What needs to be done: Only the lines holding the string "true" are needed. Copy each one.

___

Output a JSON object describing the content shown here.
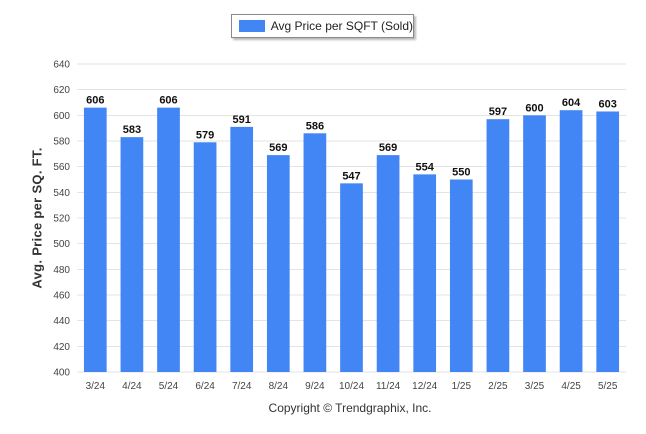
{
  "chart_data": {
    "type": "bar",
    "title": "",
    "xlabel": "",
    "ylabel": "Avg. Price per SQ. FT.",
    "categories": [
      "3/24",
      "4/24",
      "5/24",
      "6/24",
      "7/24",
      "8/24",
      "9/24",
      "10/24",
      "11/24",
      "12/24",
      "1/25",
      "2/25",
      "3/25",
      "4/25",
      "5/25"
    ],
    "series": [
      {
        "name": "Avg Price per SQFT (Sold)",
        "values": [
          606,
          583,
          606,
          579,
          591,
          569,
          586,
          547,
          569,
          554,
          550,
          597,
          600,
          604,
          603
        ],
        "color": "#4285f4"
      }
    ],
    "ylim": [
      400,
      640
    ],
    "yticks": [
      400,
      420,
      440,
      460,
      480,
      500,
      520,
      540,
      560,
      580,
      600,
      620,
      640
    ],
    "grid": true,
    "data_labels": true,
    "legend_position": "top-center"
  },
  "footer": {
    "copyright": "Copyright © Trendgraphix, Inc."
  }
}
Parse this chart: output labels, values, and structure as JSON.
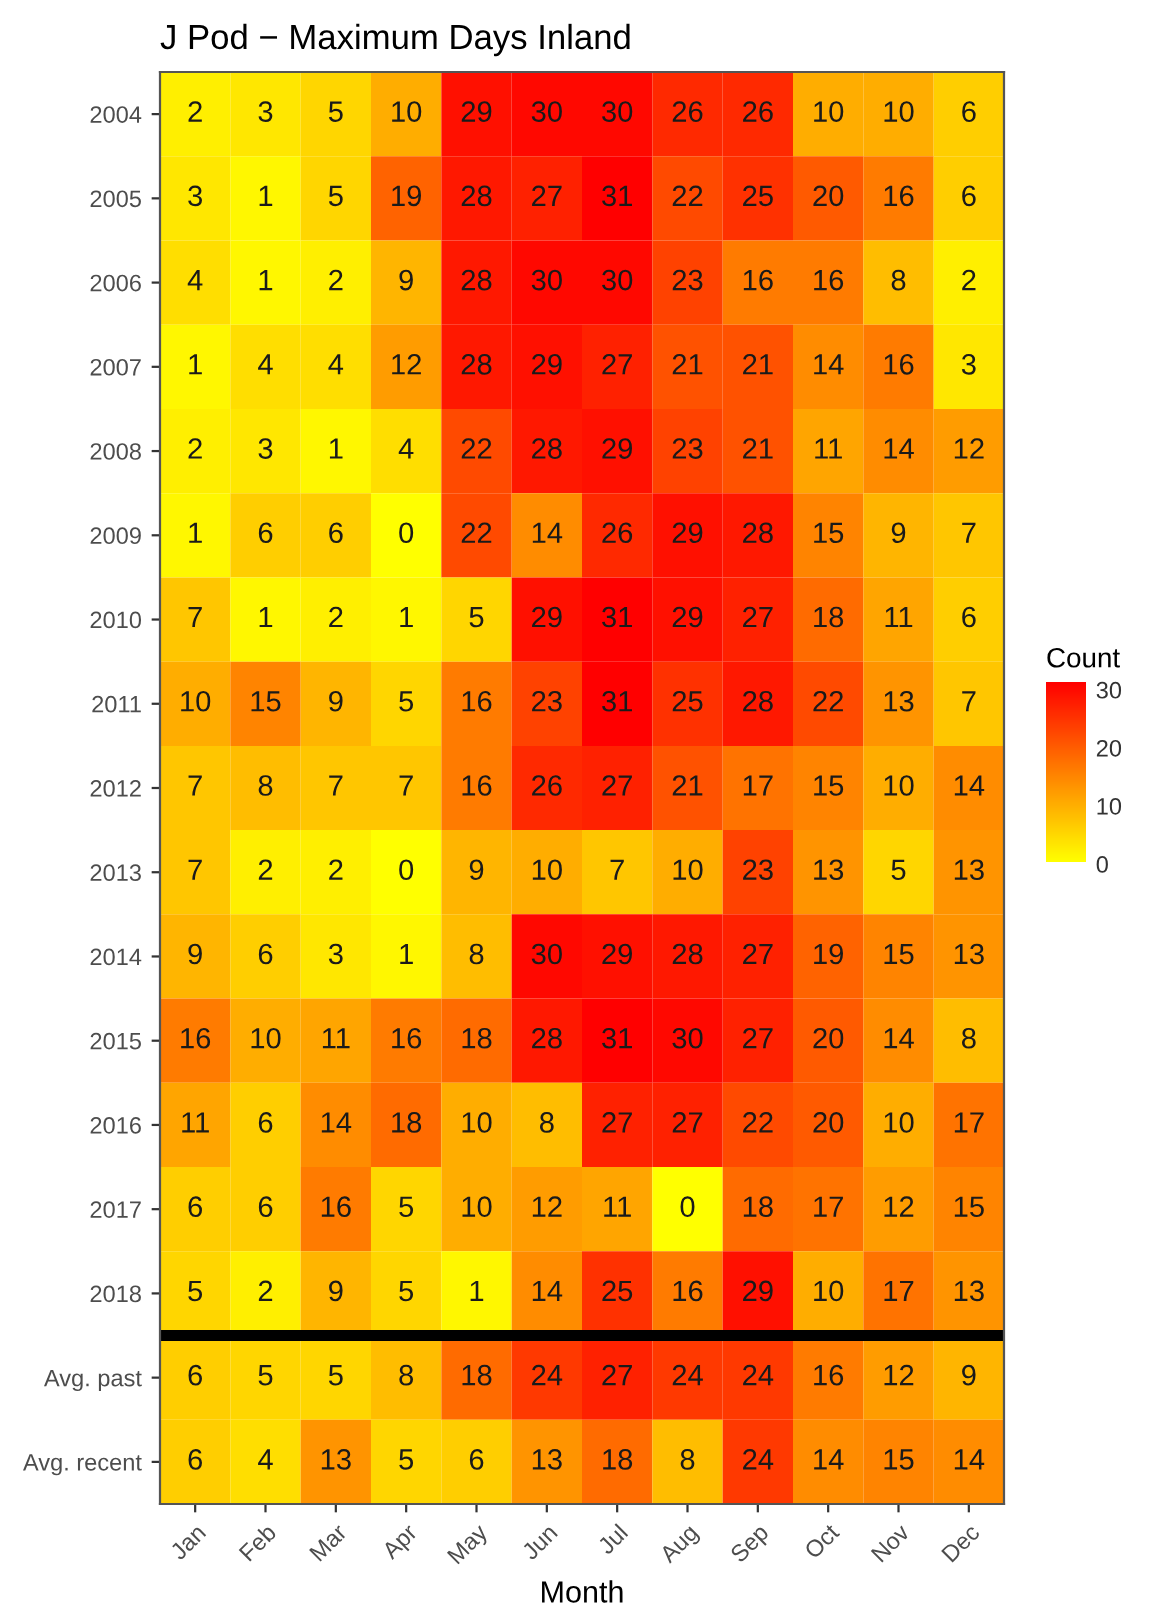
{
  "chart_data": {
    "type": "heatmap",
    "title": "J Pod − Maximum Days Inland",
    "xlabel": "Month",
    "clabel": "Count",
    "categories": [
      "Jan",
      "Feb",
      "Mar",
      "Apr",
      "May",
      "Jun",
      "Jul",
      "Aug",
      "Sep",
      "Oct",
      "Nov",
      "Dec"
    ],
    "y_categories": [
      "2004",
      "2005",
      "2006",
      "2007",
      "2008",
      "2009",
      "2010",
      "2011",
      "2012",
      "2013",
      "2014",
      "2015",
      "2016",
      "2017",
      "2018",
      "Avg. past",
      "Avg. recent"
    ],
    "cells": [
      [
        2,
        3,
        5,
        10,
        29,
        30,
        30,
        26,
        26,
        10,
        10,
        6
      ],
      [
        3,
        1,
        5,
        19,
        28,
        27,
        31,
        22,
        25,
        20,
        16,
        6
      ],
      [
        4,
        1,
        2,
        9,
        28,
        30,
        30,
        23,
        16,
        16,
        8,
        2
      ],
      [
        1,
        4,
        4,
        12,
        28,
        29,
        27,
        21,
        21,
        14,
        16,
        3
      ],
      [
        2,
        3,
        1,
        4,
        22,
        28,
        29,
        23,
        21,
        11,
        14,
        12
      ],
      [
        1,
        6,
        6,
        0,
        22,
        14,
        26,
        29,
        28,
        15,
        9,
        7
      ],
      [
        7,
        1,
        2,
        1,
        5,
        29,
        31,
        29,
        27,
        18,
        11,
        6
      ],
      [
        10,
        15,
        9,
        5,
        16,
        23,
        31,
        25,
        28,
        22,
        13,
        7
      ],
      [
        7,
        8,
        7,
        7,
        16,
        26,
        27,
        21,
        17,
        15,
        10,
        14
      ],
      [
        7,
        2,
        2,
        0,
        9,
        10,
        7,
        10,
        23,
        13,
        5,
        13
      ],
      [
        9,
        6,
        3,
        1,
        8,
        30,
        29,
        28,
        27,
        19,
        15,
        13
      ],
      [
        16,
        10,
        11,
        16,
        18,
        28,
        31,
        30,
        27,
        20,
        14,
        8
      ],
      [
        11,
        6,
        14,
        18,
        10,
        8,
        27,
        27,
        22,
        20,
        10,
        17
      ],
      [
        6,
        6,
        16,
        5,
        10,
        12,
        11,
        0,
        18,
        17,
        12,
        15
      ],
      [
        5,
        2,
        9,
        5,
        1,
        14,
        25,
        16,
        29,
        10,
        17,
        13
      ],
      [
        6,
        5,
        5,
        8,
        18,
        24,
        27,
        24,
        24,
        16,
        12,
        9
      ],
      [
        6,
        4,
        13,
        5,
        6,
        13,
        18,
        8,
        24,
        14,
        15,
        14
      ]
    ],
    "clim": [
      0,
      31
    ],
    "cticks": [
      0,
      10,
      20,
      30
    ],
    "data_labels": true
  }
}
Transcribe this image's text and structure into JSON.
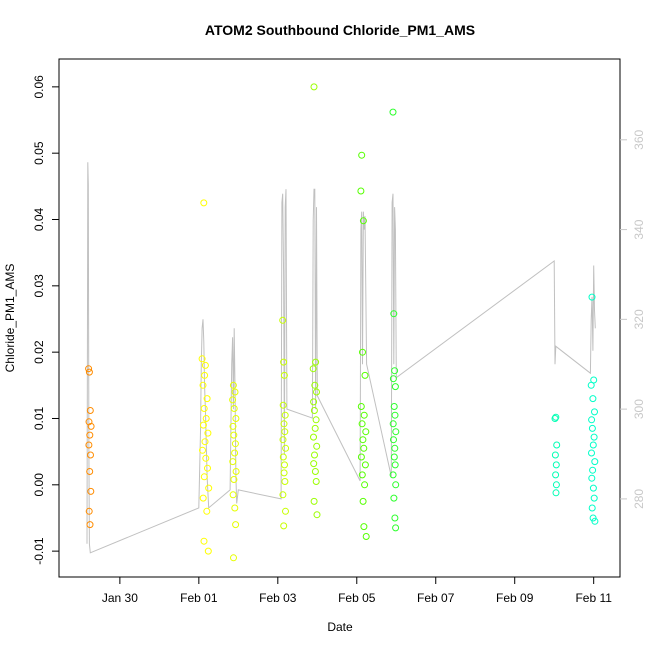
{
  "chart_data": {
    "type": "scatter",
    "title": "ATOM2 Southbound Chloride_PM1_AMS",
    "xlabel": "Date",
    "ylabel": "Chloride_PM1_AMS",
    "xlim": [
      "2017-01-28T11:00",
      "2017-02-11T16:00"
    ],
    "ylim": [
      -0.0139,
      0.0642
    ],
    "x_ticks": [
      "Jan 30",
      "Feb 01",
      "Feb 03",
      "Feb 05",
      "Feb 07",
      "Feb 09",
      "Feb 11"
    ],
    "y_ticks": [
      -0.01,
      0.0,
      0.01,
      0.02,
      0.03,
      0.04,
      0.05,
      0.06
    ],
    "y_tick_labels": [
      "-0.01",
      "0.00",
      "0.01",
      "0.02",
      "0.03",
      "0.04",
      "0.05",
      "0.06"
    ],
    "right_axis": {
      "label": "",
      "ylim": [
        262.6,
        378
      ],
      "ticks": [
        280,
        300,
        320,
        340,
        360
      ],
      "tick_labels": [
        "280",
        "300",
        "320",
        "340",
        "360"
      ],
      "color": "#c8c8c8"
    },
    "grid": false,
    "legend": "none",
    "marker": "open-circle",
    "series": [
      {
        "color": "#ff8c00",
        "x": [
          "2017-01-29T05:00",
          "2017-01-29T05:30",
          "2017-01-29T06:00",
          "2017-01-29T05:15",
          "2017-01-29T06:30",
          "2017-01-29T05:45",
          "2017-01-29T05:10",
          "2017-01-29T06:10",
          "2017-01-29T05:40",
          "2017-01-29T06:20",
          "2017-01-29T05:20",
          "2017-01-29T05:50"
        ],
        "y": [
          0.0175,
          0.017,
          0.0112,
          0.0095,
          0.0088,
          0.0075,
          0.006,
          0.0045,
          0.002,
          -0.001,
          -0.004,
          -0.006
        ]
      },
      {
        "color": "#ffff00",
        "x": [
          "2017-02-01T03:00",
          "2017-02-01T02:00",
          "2017-02-01T04:00",
          "2017-02-01T03:30",
          "2017-02-01T02:30",
          "2017-02-01T05:00",
          "2017-02-01T03:15",
          "2017-02-01T04:30",
          "2017-02-01T02:45",
          "2017-02-01T05:30",
          "2017-02-01T03:45",
          "2017-02-01T02:15",
          "2017-02-01T04:15",
          "2017-02-01T05:15",
          "2017-02-01T03:20",
          "2017-02-01T06:00",
          "2017-02-01T02:40",
          "2017-02-01T04:50",
          "2017-02-01T03:10",
          "2017-02-01T05:45"
        ],
        "y": [
          0.0425,
          0.019,
          0.018,
          0.0165,
          0.015,
          0.013,
          0.0115,
          0.01,
          0.009,
          0.0078,
          0.0065,
          0.0052,
          0.004,
          0.0025,
          0.0012,
          -0.0005,
          -0.002,
          -0.004,
          -0.0085,
          -0.01
        ]
      },
      {
        "color": "#e6ff00",
        "x": [
          "2017-02-01T21:00",
          "2017-02-01T22:00",
          "2017-02-01T20:30",
          "2017-02-01T21:30",
          "2017-02-01T22:30",
          "2017-02-01T20:45",
          "2017-02-01T21:15",
          "2017-02-01T22:15",
          "2017-02-01T21:45",
          "2017-02-01T20:40",
          "2017-02-01T22:40",
          "2017-02-01T21:20",
          "2017-02-01T20:50",
          "2017-02-01T21:50",
          "2017-02-01T22:20",
          "2017-02-01T21:05"
        ],
        "y": [
          0.015,
          0.014,
          0.0128,
          0.0115,
          0.01,
          0.0088,
          0.0075,
          0.0062,
          0.0048,
          0.0035,
          0.002,
          0.0008,
          -0.0015,
          -0.0035,
          -0.006,
          -0.011
        ]
      },
      {
        "color": "#c8ff00",
        "x": [
          "2017-02-03T03:00",
          "2017-02-03T03:30",
          "2017-02-03T04:00",
          "2017-02-03T03:15",
          "2017-02-03T04:30",
          "2017-02-03T03:45",
          "2017-02-03T04:15",
          "2017-02-03T03:10",
          "2017-02-03T04:45",
          "2017-02-03T03:20",
          "2017-02-03T04:05",
          "2017-02-03T03:50",
          "2017-02-03T04:20",
          "2017-02-03T03:05",
          "2017-02-03T04:40",
          "2017-02-03T03:35"
        ],
        "y": [
          0.0248,
          0.0185,
          0.0165,
          0.012,
          0.0105,
          0.0092,
          0.008,
          0.0068,
          0.0055,
          0.0042,
          0.003,
          0.0018,
          0.0005,
          -0.0015,
          -0.004,
          -0.0062
        ]
      },
      {
        "color": "#9bff00",
        "x": [
          "2017-02-03T22:00",
          "2017-02-03T23:00",
          "2017-02-03T21:30",
          "2017-02-03T22:30",
          "2017-02-03T23:30",
          "2017-02-03T21:45",
          "2017-02-03T22:15",
          "2017-02-03T23:15",
          "2017-02-03T22:45",
          "2017-02-03T21:40",
          "2017-02-03T23:40",
          "2017-02-03T22:20",
          "2017-02-03T21:50",
          "2017-02-03T22:50",
          "2017-02-03T23:20",
          "2017-02-03T22:05",
          "2017-02-03T23:50"
        ],
        "y": [
          0.06,
          0.0185,
          0.0175,
          0.015,
          0.014,
          0.0125,
          0.0112,
          0.0098,
          0.0085,
          0.0072,
          0.0058,
          0.0045,
          0.0032,
          0.002,
          0.0005,
          -0.0025,
          -0.0045
        ]
      },
      {
        "color": "#55ff00",
        "x": [
          "2017-02-05T03:00",
          "2017-02-05T02:30",
          "2017-02-05T04:00",
          "2017-02-05T03:30",
          "2017-02-05T05:00",
          "2017-02-05T02:45",
          "2017-02-05T04:30",
          "2017-02-05T03:15",
          "2017-02-05T05:30",
          "2017-02-05T03:45",
          "2017-02-05T04:15",
          "2017-02-05T02:50",
          "2017-02-05T05:15",
          "2017-02-05T03:20",
          "2017-02-05T04:45",
          "2017-02-05T03:50",
          "2017-02-05T04:20",
          "2017-02-05T05:45"
        ],
        "y": [
          0.0497,
          0.0443,
          0.0398,
          0.02,
          0.0165,
          0.0118,
          0.0105,
          0.0092,
          0.008,
          0.0068,
          0.0055,
          0.0042,
          0.003,
          0.0015,
          0.0,
          -0.0025,
          -0.0063,
          -0.0078
        ]
      },
      {
        "color": "#2bff2b",
        "x": [
          "2017-02-05T22:00",
          "2017-02-05T22:30",
          "2017-02-05T23:00",
          "2017-02-05T22:15",
          "2017-02-05T23:30",
          "2017-02-05T22:45",
          "2017-02-05T23:15",
          "2017-02-05T22:10",
          "2017-02-05T23:45",
          "2017-02-05T22:20",
          "2017-02-05T23:05",
          "2017-02-05T22:50",
          "2017-02-05T23:20",
          "2017-02-05T22:05",
          "2017-02-05T23:40",
          "2017-02-05T22:35",
          "2017-02-05T23:10",
          "2017-02-05T23:35"
        ],
        "y": [
          0.0562,
          0.0258,
          0.0172,
          0.016,
          0.0148,
          0.0118,
          0.0105,
          0.0092,
          0.008,
          0.0068,
          0.0055,
          0.0042,
          0.003,
          0.0015,
          0.0,
          -0.002,
          -0.005,
          -0.0065
        ]
      },
      {
        "color": "#00ffb4",
        "x": [
          "2017-02-10T01:00",
          "2017-02-10T00:30",
          "2017-02-10T01:30",
          "2017-02-10T00:45",
          "2017-02-10T01:15",
          "2017-02-10T00:50",
          "2017-02-10T01:20",
          "2017-02-10T01:05"
        ],
        "y": [
          0.0102,
          0.01,
          0.006,
          0.0045,
          0.003,
          0.0015,
          0.0,
          -0.0012
        ]
      },
      {
        "color": "#00ffc8",
        "x": [
          "2017-02-10T23:00",
          "2017-02-11T00:00",
          "2017-02-10T22:30",
          "2017-02-10T23:30",
          "2017-02-11T00:30",
          "2017-02-10T22:45",
          "2017-02-10T23:15",
          "2017-02-11T00:15",
          "2017-02-10T23:45",
          "2017-02-10T22:40",
          "2017-02-11T00:40",
          "2017-02-10T23:20",
          "2017-02-10T22:50",
          "2017-02-10T23:50",
          "2017-02-11T00:20",
          "2017-02-10T23:05",
          "2017-02-10T23:40",
          "2017-02-11T00:45"
        ],
        "y": [
          0.0283,
          0.0158,
          0.015,
          0.013,
          0.011,
          0.0098,
          0.0085,
          0.0072,
          0.006,
          0.0048,
          0.0035,
          0.0022,
          0.001,
          -0.0005,
          -0.002,
          -0.0035,
          -0.005,
          -0.0055
        ]
      }
    ],
    "altitude_line": {
      "color": "#c0c0c0",
      "x": [
        "2017-01-29T04:00",
        "2017-01-29T04:30",
        "2017-01-29T04:50",
        "2017-01-29T05:10",
        "2017-01-29T05:30",
        "2017-01-29T06:00",
        "2017-02-01T00:00",
        "2017-02-01T01:00",
        "2017-02-01T01:30",
        "2017-02-01T02:00",
        "2017-02-01T02:30",
        "2017-02-01T03:00",
        "2017-02-01T03:30",
        "2017-02-01T04:00",
        "2017-02-01T05:00",
        "2017-02-01T06:00",
        "2017-02-01T19:00",
        "2017-02-01T20:00",
        "2017-02-01T20:30",
        "2017-02-01T21:00",
        "2017-02-01T21:30",
        "2017-02-01T22:00",
        "2017-02-01T22:30",
        "2017-02-01T23:00",
        "2017-02-02T00:00",
        "2017-02-03T02:00",
        "2017-02-03T02:30",
        "2017-02-03T03:00",
        "2017-02-03T03:30",
        "2017-02-03T04:00",
        "2017-02-03T04:30",
        "2017-02-03T05:00",
        "2017-02-03T05:30",
        "2017-02-03T21:00",
        "2017-02-03T21:30",
        "2017-02-03T22:00",
        "2017-02-03T22:30",
        "2017-02-03T23:00",
        "2017-02-03T23:30",
        "2017-02-04T00:00",
        "2017-02-05T02:00",
        "2017-02-05T02:30",
        "2017-02-05T03:00",
        "2017-02-05T03:30",
        "2017-02-05T04:00",
        "2017-02-05T04:30",
        "2017-02-05T05:00",
        "2017-02-05T06:00",
        "2017-02-05T21:00",
        "2017-02-05T21:30",
        "2017-02-05T22:00",
        "2017-02-05T22:30",
        "2017-02-05T23:00",
        "2017-02-05T23:30",
        "2017-02-06T00:00",
        "2017-02-10T00:00",
        "2017-02-10T00:30",
        "2017-02-10T01:00",
        "2017-02-10T22:00",
        "2017-02-10T22:30",
        "2017-02-10T23:00",
        "2017-02-10T23:30",
        "2017-02-11T00:00",
        "2017-02-11T00:30",
        "2017-02-11T01:00"
      ],
      "y": [
        270,
        355,
        350,
        290,
        270,
        268,
        278,
        295,
        310,
        318,
        320,
        315,
        305,
        300,
        285,
        278,
        282,
        310,
        316,
        300,
        318,
        305,
        285,
        279,
        282,
        280,
        346,
        348,
        330,
        290,
        345,
        349,
        300,
        298,
        342,
        349,
        349,
        300,
        345,
        303,
        284,
        340,
        344,
        310,
        344,
        340,
        343,
        310,
        285,
        346,
        348,
        310,
        345,
        340,
        307,
        333,
        310,
        314,
        308,
        320,
        325,
        313,
        332,
        322,
        318
      ]
    }
  }
}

___

Correct response:
    "grid": true,
    "data_labels": true,
    "data_labels": true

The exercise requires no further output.